[Data entries]

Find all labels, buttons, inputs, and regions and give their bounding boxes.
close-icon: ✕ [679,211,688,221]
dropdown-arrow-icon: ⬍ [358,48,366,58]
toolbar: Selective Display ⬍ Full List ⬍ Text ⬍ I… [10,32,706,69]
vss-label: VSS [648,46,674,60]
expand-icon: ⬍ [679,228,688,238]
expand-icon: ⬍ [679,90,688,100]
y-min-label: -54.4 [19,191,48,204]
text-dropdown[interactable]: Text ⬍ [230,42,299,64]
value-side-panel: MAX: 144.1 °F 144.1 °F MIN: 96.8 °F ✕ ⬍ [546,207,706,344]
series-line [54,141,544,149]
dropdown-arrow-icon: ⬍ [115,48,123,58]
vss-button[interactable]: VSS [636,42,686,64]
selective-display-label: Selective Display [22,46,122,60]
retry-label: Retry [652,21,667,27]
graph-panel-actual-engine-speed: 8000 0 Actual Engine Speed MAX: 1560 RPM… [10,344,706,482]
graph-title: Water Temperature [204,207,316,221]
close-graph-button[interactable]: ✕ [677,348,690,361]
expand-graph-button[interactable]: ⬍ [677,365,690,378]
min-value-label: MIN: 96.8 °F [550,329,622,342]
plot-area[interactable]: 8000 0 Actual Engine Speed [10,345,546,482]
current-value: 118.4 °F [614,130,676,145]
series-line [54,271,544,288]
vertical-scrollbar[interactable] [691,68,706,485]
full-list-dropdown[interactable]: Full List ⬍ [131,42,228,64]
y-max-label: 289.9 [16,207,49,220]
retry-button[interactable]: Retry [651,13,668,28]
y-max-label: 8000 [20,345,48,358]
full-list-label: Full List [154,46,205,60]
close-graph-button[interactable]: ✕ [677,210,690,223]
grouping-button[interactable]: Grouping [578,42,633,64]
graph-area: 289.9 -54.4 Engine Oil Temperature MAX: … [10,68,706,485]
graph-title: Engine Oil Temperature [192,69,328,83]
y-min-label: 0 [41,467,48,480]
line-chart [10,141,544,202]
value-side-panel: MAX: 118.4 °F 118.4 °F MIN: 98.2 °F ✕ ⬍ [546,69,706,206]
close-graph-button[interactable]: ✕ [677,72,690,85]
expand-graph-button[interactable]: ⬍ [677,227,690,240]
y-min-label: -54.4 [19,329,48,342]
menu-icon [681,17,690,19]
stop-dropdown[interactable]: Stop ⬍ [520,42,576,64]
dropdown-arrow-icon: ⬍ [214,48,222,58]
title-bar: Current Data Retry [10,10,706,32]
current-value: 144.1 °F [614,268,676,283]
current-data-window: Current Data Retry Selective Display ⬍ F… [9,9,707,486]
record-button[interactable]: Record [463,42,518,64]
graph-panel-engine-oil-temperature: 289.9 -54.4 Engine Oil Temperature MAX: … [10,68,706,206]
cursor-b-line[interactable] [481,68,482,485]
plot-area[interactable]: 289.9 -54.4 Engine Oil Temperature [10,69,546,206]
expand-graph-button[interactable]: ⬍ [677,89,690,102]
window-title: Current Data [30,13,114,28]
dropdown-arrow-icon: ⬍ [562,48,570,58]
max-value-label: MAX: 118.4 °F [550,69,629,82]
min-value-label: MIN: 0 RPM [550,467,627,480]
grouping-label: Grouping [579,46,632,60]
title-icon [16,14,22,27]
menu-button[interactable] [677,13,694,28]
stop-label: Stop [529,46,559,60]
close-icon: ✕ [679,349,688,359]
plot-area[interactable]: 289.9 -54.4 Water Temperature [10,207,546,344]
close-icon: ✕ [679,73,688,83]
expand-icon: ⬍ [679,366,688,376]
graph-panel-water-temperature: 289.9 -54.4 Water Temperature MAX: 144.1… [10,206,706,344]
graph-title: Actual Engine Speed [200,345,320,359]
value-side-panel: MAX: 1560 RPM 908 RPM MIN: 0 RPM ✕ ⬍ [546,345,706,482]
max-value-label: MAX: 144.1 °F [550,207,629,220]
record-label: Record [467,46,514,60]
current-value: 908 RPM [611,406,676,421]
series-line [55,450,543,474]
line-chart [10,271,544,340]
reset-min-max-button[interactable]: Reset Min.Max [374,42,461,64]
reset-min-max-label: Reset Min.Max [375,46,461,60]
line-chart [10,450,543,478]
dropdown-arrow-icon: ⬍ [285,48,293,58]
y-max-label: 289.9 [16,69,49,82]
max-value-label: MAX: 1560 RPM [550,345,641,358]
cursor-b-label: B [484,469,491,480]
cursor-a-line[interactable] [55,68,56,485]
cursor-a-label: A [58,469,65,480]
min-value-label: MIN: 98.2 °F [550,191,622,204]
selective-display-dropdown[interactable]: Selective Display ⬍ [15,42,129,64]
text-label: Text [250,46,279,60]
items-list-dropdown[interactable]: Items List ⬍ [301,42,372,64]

** SET TASK **
Duplicate every line of the material above, character for character.

** WRITTEN ANSWER **
Find all labels, buttons, inputs, and regions and give their bounding boxes.
close-icon: ✕ [679,211,688,221]
dropdown-arrow-icon: ⬍ [358,48,366,58]
toolbar: Selective Display ⬍ Full List ⬍ Text ⬍ I… [10,32,706,69]
vss-label: VSS [648,46,674,60]
expand-icon: ⬍ [679,228,688,238]
expand-icon: ⬍ [679,90,688,100]
y-min-label: -54.4 [19,191,48,204]
text-dropdown[interactable]: Text ⬍ [230,42,299,64]
value-side-panel: MAX: 144.1 °F 144.1 °F MIN: 96.8 °F ✕ ⬍ [546,207,706,344]
series-line [54,141,544,149]
dropdown-arrow-icon: ⬍ [115,48,123,58]
vss-button[interactable]: VSS [636,42,686,64]
selective-display-label: Selective Display [22,46,122,60]
retry-label: Retry [652,21,667,27]
graph-panel-actual-engine-speed: 8000 0 Actual Engine Speed MAX: 1560 RPM… [10,344,706,482]
graph-title: Water Temperature [204,207,316,221]
close-graph-button[interactable]: ✕ [677,348,690,361]
expand-graph-button[interactable]: ⬍ [677,365,690,378]
min-value-label: MIN: 96.8 °F [550,329,622,342]
plot-area[interactable]: 8000 0 Actual Engine Speed [10,345,546,482]
current-value: 118.4 °F [614,130,676,145]
series-line [54,271,544,288]
vertical-scrollbar[interactable] [691,68,706,485]
full-list-dropdown[interactable]: Full List ⬍ [131,42,228,64]
y-max-label: 289.9 [16,207,49,220]
retry-button[interactable]: Retry [651,13,668,28]
y-max-label: 8000 [20,345,48,358]
full-list-label: Full List [154,46,205,60]
close-graph-button[interactable]: ✕ [677,210,690,223]
grouping-button[interactable]: Grouping [578,42,633,64]
graph-area: 289.9 -54.4 Engine Oil Temperature MAX: … [10,68,706,485]
graph-title: Engine Oil Temperature [192,69,328,83]
y-min-label: 0 [41,467,48,480]
line-chart [10,141,544,202]
value-side-panel: MAX: 118.4 °F 118.4 °F MIN: 98.2 °F ✕ ⬍ [546,69,706,206]
close-graph-button[interactable]: ✕ [677,72,690,85]
expand-graph-button[interactable]: ⬍ [677,227,690,240]
y-min-label: -54.4 [19,329,48,342]
menu-icon [681,17,690,19]
stop-dropdown[interactable]: Stop ⬍ [520,42,576,64]
dropdown-arrow-icon: ⬍ [214,48,222,58]
title-bar: Current Data Retry [10,10,706,32]
current-value: 144.1 °F [614,268,676,283]
current-data-window: Current Data Retry Selective Display ⬍ F… [9,9,707,486]
record-button[interactable]: Record [463,42,518,64]
graph-panel-engine-oil-temperature: 289.9 -54.4 Engine Oil Temperature MAX: … [10,68,706,206]
cursor-b-line[interactable] [481,68,482,485]
plot-area[interactable]: 289.9 -54.4 Engine Oil Temperature [10,69,546,206]
expand-graph-button[interactable]: ⬍ [677,89,690,102]
window-title: Current Data [30,13,114,28]
dropdown-arrow-icon: ⬍ [562,48,570,58]
max-value-label: MAX: 118.4 °F [550,69,629,82]
min-value-label: MIN: 0 RPM [550,467,627,480]
grouping-label: Grouping [579,46,632,60]
title-icon [16,14,22,27]
menu-button[interactable] [677,13,694,28]
stop-label: Stop [529,46,559,60]
close-icon: ✕ [679,349,688,359]
plot-area[interactable]: 289.9 -54.4 Water Temperature [10,207,546,344]
close-icon: ✕ [679,73,688,83]
expand-icon: ⬍ [679,366,688,376]
graph-panel-water-temperature: 289.9 -54.4 Water Temperature MAX: 144.1… [10,206,706,344]
graph-title: Actual Engine Speed [200,345,320,359]
value-side-panel: MAX: 1560 RPM 908 RPM MIN: 0 RPM ✕ ⬍ [546,345,706,482]
max-value-label: MAX: 144.1 °F [550,207,629,220]
record-label: Record [467,46,514,60]
current-value: 908 RPM [611,406,676,421]
series-line [55,450,543,474]
line-chart [10,271,544,340]
reset-min-max-button[interactable]: Reset Min.Max [374,42,461,64]
reset-min-max-label: Reset Min.Max [375,46,461,60]
line-chart [10,450,543,478]
dropdown-arrow-icon: ⬍ [285,48,293,58]
y-max-label: 289.9 [16,69,49,82]
max-value-label: MAX: 1560 RPM [550,345,641,358]
cursor-b-label: B [484,469,491,480]
cursor-a-line[interactable] [55,68,56,485]
cursor-a-label: A [58,469,65,480]
min-value-label: MIN: 98.2 °F [550,191,622,204]
selective-display-dropdown[interactable]: Selective Display ⬍ [15,42,129,64]
text-label: Text [250,46,279,60]
items-list-dropdown[interactable]: Items List ⬍ [301,42,372,64]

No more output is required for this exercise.